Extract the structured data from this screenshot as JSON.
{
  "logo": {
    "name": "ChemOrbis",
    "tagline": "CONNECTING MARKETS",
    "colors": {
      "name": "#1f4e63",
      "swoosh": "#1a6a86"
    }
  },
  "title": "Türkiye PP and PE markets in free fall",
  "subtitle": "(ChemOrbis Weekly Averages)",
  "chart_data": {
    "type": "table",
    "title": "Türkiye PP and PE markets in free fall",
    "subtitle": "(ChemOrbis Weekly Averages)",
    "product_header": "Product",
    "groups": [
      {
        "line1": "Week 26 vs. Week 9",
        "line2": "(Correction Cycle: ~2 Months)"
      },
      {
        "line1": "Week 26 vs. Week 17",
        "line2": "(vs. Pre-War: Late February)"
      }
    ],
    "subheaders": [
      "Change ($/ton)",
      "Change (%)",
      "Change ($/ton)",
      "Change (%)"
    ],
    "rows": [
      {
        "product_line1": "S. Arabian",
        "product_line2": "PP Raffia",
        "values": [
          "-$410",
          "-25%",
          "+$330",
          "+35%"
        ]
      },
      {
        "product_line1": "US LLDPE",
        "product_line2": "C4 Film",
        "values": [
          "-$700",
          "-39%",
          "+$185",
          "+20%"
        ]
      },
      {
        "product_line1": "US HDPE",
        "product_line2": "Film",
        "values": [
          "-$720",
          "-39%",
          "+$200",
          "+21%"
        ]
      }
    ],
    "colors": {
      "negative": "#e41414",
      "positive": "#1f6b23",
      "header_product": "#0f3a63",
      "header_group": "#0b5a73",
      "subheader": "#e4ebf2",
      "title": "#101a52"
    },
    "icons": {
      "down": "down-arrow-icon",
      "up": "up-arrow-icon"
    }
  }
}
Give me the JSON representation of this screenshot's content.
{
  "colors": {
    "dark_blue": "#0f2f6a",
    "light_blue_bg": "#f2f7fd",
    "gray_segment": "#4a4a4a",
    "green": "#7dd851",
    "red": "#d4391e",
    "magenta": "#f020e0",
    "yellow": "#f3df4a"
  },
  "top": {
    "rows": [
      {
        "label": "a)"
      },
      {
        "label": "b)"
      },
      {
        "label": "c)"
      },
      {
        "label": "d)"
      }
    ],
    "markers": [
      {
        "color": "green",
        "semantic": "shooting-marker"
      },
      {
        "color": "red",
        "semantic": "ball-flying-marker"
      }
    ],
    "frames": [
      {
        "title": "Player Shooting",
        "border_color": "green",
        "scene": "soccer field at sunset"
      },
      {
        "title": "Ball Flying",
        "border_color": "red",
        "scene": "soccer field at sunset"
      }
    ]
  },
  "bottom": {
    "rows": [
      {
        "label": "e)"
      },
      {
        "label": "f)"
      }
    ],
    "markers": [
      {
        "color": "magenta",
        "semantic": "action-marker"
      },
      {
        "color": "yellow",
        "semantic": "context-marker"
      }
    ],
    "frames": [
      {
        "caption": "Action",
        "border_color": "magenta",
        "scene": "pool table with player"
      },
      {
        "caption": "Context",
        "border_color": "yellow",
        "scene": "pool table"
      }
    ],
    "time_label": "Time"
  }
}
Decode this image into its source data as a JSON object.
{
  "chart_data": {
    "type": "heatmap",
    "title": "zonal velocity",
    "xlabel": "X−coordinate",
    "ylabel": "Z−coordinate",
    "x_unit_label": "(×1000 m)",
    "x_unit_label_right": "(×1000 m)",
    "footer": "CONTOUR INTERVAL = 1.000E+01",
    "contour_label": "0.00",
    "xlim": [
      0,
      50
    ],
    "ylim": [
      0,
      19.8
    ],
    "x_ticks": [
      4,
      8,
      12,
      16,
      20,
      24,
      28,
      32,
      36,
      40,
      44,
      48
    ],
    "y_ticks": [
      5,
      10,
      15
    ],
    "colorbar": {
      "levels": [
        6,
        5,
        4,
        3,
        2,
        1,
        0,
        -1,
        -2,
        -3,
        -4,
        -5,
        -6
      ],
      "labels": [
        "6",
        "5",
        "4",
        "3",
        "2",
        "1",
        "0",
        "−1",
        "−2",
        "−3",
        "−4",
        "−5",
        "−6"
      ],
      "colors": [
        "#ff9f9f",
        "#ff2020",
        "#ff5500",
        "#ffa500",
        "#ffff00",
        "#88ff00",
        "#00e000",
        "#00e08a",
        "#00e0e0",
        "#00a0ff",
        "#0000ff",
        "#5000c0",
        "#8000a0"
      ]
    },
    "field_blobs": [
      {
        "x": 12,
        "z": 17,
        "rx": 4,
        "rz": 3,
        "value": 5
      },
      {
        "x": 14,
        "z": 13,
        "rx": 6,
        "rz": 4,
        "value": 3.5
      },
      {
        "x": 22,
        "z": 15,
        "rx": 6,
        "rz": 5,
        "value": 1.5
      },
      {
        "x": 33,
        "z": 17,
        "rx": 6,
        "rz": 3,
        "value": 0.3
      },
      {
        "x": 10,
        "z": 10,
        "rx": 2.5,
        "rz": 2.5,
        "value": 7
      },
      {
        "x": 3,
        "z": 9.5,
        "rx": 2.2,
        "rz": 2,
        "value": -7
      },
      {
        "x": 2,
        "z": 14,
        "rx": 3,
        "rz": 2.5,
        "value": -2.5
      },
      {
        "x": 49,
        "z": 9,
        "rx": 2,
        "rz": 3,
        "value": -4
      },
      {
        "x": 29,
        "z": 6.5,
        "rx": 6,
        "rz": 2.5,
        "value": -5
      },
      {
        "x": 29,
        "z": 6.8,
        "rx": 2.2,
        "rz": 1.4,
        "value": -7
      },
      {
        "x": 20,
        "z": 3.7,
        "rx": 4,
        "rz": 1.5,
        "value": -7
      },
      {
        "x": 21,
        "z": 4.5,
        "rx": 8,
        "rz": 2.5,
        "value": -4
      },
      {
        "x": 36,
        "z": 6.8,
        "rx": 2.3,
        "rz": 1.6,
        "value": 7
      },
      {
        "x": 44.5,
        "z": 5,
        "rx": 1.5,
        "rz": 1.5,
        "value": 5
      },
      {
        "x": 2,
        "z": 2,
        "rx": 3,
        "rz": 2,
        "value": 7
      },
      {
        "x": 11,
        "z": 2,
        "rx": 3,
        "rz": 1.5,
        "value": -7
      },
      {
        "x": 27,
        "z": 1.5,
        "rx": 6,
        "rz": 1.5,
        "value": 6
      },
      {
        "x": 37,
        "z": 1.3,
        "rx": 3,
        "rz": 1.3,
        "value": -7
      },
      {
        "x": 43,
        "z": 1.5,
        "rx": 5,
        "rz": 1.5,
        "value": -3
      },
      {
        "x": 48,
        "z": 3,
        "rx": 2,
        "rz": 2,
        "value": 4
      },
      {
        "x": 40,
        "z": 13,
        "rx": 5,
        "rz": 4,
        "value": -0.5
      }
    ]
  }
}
-=-=-
→ **What the task asks**: Reproduce the full listing above, character for character.

→ **Full solution**:
Extract the structured data from this screenshot as JSON.
{
  "logo": {
    "name": "ChemOrbis",
    "tagline": "CONNECTING MARKETS",
    "colors": {
      "name": "#1f4e63",
      "swoosh": "#1a6a86"
    }
  },
  "title": "Türkiye PP and PE markets in free fall",
  "subtitle": "(ChemOrbis Weekly Averages)",
  "chart_data": {
    "type": "table",
    "title": "Türkiye PP and PE markets in free fall",
    "subtitle": "(ChemOrbis Weekly Averages)",
    "product_header": "Product",
    "groups": [
      {
        "line1": "Week 26 vs. Week 9",
        "line2": "(Correction Cycle: ~2 Months)"
      },
      {
        "line1": "Week 26 vs. Week 17",
        "line2": "(vs. Pre-War: Late February)"
      }
    ],
    "subheaders": [
      "Change ($/ton)",
      "Change (%)",
      "Change ($/ton)",
      "Change (%)"
    ],
    "rows": [
      {
        "product_line1": "S. Arabian",
        "product_line2": "PP Raffia",
        "values": [
          "-$410",
          "-25%",
          "+$330",
          "+35%"
        ]
      },
      {
        "product_line1": "US LLDPE",
        "product_line2": "C4 Film",
        "values": [
          "-$700",
          "-39%",
          "+$185",
          "+20%"
        ]
      },
      {
        "product_line1": "US HDPE",
        "product_line2": "Film",
        "values": [
          "-$720",
          "-39%",
          "+$200",
          "+21%"
        ]
      }
    ],
    "colors": {
      "negative": "#e41414",
      "positive": "#1f6b23",
      "header_product": "#0f3a63",
      "header_group": "#0b5a73",
      "subheader": "#e4ebf2",
      "title": "#101a52"
    },
    "icons": {
      "down": "down-arrow-icon",
      "up": "up-arrow-icon"
    }
  }
}
Give me the JSON representation of this screenshot's content.
{
  "colors": {
    "dark_blue": "#0f2f6a",
    "light_blue_bg": "#f2f7fd",
    "gray_segment": "#4a4a4a",
    "green": "#7dd851",
    "red": "#d4391e",
    "magenta": "#f020e0",
    "yellow": "#f3df4a"
  },
  "top": {
    "rows": [
      {
        "label": "a)"
      },
      {
        "label": "b)"
      },
      {
        "label": "c)"
      },
      {
        "label": "d)"
      }
    ],
    "markers": [
      {
        "color": "green",
        "semantic": "shooting-marker"
      },
      {
        "color": "red",
        "semantic": "ball-flying-marker"
      }
    ],
    "frames": [
      {
        "title": "Player Shooting",
        "border_color": "green",
        "scene": "soccer field at sunset"
      },
      {
        "title": "Ball Flying",
        "border_color": "red",
        "scene": "soccer field at sunset"
      }
    ]
  },
  "bottom": {
    "rows": [
      {
        "label": "e)"
      },
      {
        "label": "f)"
      }
    ],
    "markers": [
      {
        "color": "magenta",
        "semantic": "action-marker"
      },
      {
        "color": "yellow",
        "semantic": "context-marker"
      }
    ],
    "frames": [
      {
        "caption": "Action",
        "border_color": "magenta",
        "scene": "pool table with player"
      },
      {
        "caption": "Context",
        "border_color": "yellow",
        "scene": "pool table"
      }
    ],
    "time_label": "Time"
  }
}
Decode this image into its source data as a JSON object.
{
  "chart_data": {
    "type": "heatmap",
    "title": "zonal velocity",
    "xlabel": "X−coordinate",
    "ylabel": "Z−coordinate",
    "x_unit_label": "(×1000 m)",
    "x_unit_label_right": "(×1000 m)",
    "footer": "CONTOUR INTERVAL = 1.000E+01",
    "contour_label": "0.00",
    "xlim": [
      0,
      50
    ],
    "ylim": [
      0,
      19.8
    ],
    "x_ticks": [
      4,
      8,
      12,
      16,
      20,
      24,
      28,
      32,
      36,
      40,
      44,
      48
    ],
    "y_ticks": [
      5,
      10,
      15
    ],
    "colorbar": {
      "levels": [
        6,
        5,
        4,
        3,
        2,
        1,
        0,
        -1,
        -2,
        -3,
        -4,
        -5,
        -6
      ],
      "labels": [
        "6",
        "5",
        "4",
        "3",
        "2",
        "1",
        "0",
        "−1",
        "−2",
        "−3",
        "−4",
        "−5",
        "−6"
      ],
      "colors": [
        "#ff9f9f",
        "#ff2020",
        "#ff5500",
        "#ffa500",
        "#ffff00",
        "#88ff00",
        "#00e000",
        "#00e08a",
        "#00e0e0",
        "#00a0ff",
        "#0000ff",
        "#5000c0",
        "#8000a0"
      ]
    },
    "field_blobs": [
      {
        "x": 12,
        "z": 17,
        "rx": 4,
        "rz": 3,
        "value": 5
      },
      {
        "x": 14,
        "z": 13,
        "rx": 6,
        "rz": 4,
        "value": 3.5
      },
      {
        "x": 22,
        "z": 15,
        "rx": 6,
        "rz": 5,
        "value": 1.5
      },
      {
        "x": 33,
        "z": 17,
        "rx": 6,
        "rz": 3,
        "value": 0.3
      },
      {
        "x": 10,
        "z": 10,
        "rx": 2.5,
        "rz": 2.5,
        "value": 7
      },
      {
        "x": 3,
        "z": 9.5,
        "rx": 2.2,
        "rz": 2,
        "value": -7
      },
      {
        "x": 2,
        "z": 14,
        "rx": 3,
        "rz": 2.5,
        "value": -2.5
      },
      {
        "x": 49,
        "z": 9,
        "rx": 2,
        "rz": 3,
        "value": -4
      },
      {
        "x": 29,
        "z": 6.5,
        "rx": 6,
        "rz": 2.5,
        "value": -5
      },
      {
        "x": 29,
        "z": 6.8,
        "rx": 2.2,
        "rz": 1.4,
        "value": -7
      },
      {
        "x": 20,
        "z": 3.7,
        "rx": 4,
        "rz": 1.5,
        "value": -7
      },
      {
        "x": 21,
        "z": 4.5,
        "rx": 8,
        "rz": 2.5,
        "value": -4
      },
      {
        "x": 36,
        "z": 6.8,
        "rx": 2.3,
        "rz": 1.6,
        "value": 7
      },
      {
        "x": 44.5,
        "z": 5,
        "rx": 1.5,
        "rz": 1.5,
        "value": 5
      },
      {
        "x": 2,
        "z": 2,
        "rx": 3,
        "rz": 2,
        "value": 7
      },
      {
        "x": 11,
        "z": 2,
        "rx": 3,
        "rz": 1.5,
        "value": -7
      },
      {
        "x": 27,
        "z": 1.5,
        "rx": 6,
        "rz": 1.5,
        "value": 6
      },
      {
        "x": 37,
        "z": 1.3,
        "rx": 3,
        "rz": 1.3,
        "value": -7
      },
      {
        "x": 43,
        "z": 1.5,
        "rx": 5,
        "rz": 1.5,
        "value": -3
      },
      {
        "x": 48,
        "z": 3,
        "rx": 2,
        "rz": 2,
        "value": 4
      },
      {
        "x": 40,
        "z": 13,
        "rx": 5,
        "rz": 4,
        "value": -0.5
      }
    ]
  }
}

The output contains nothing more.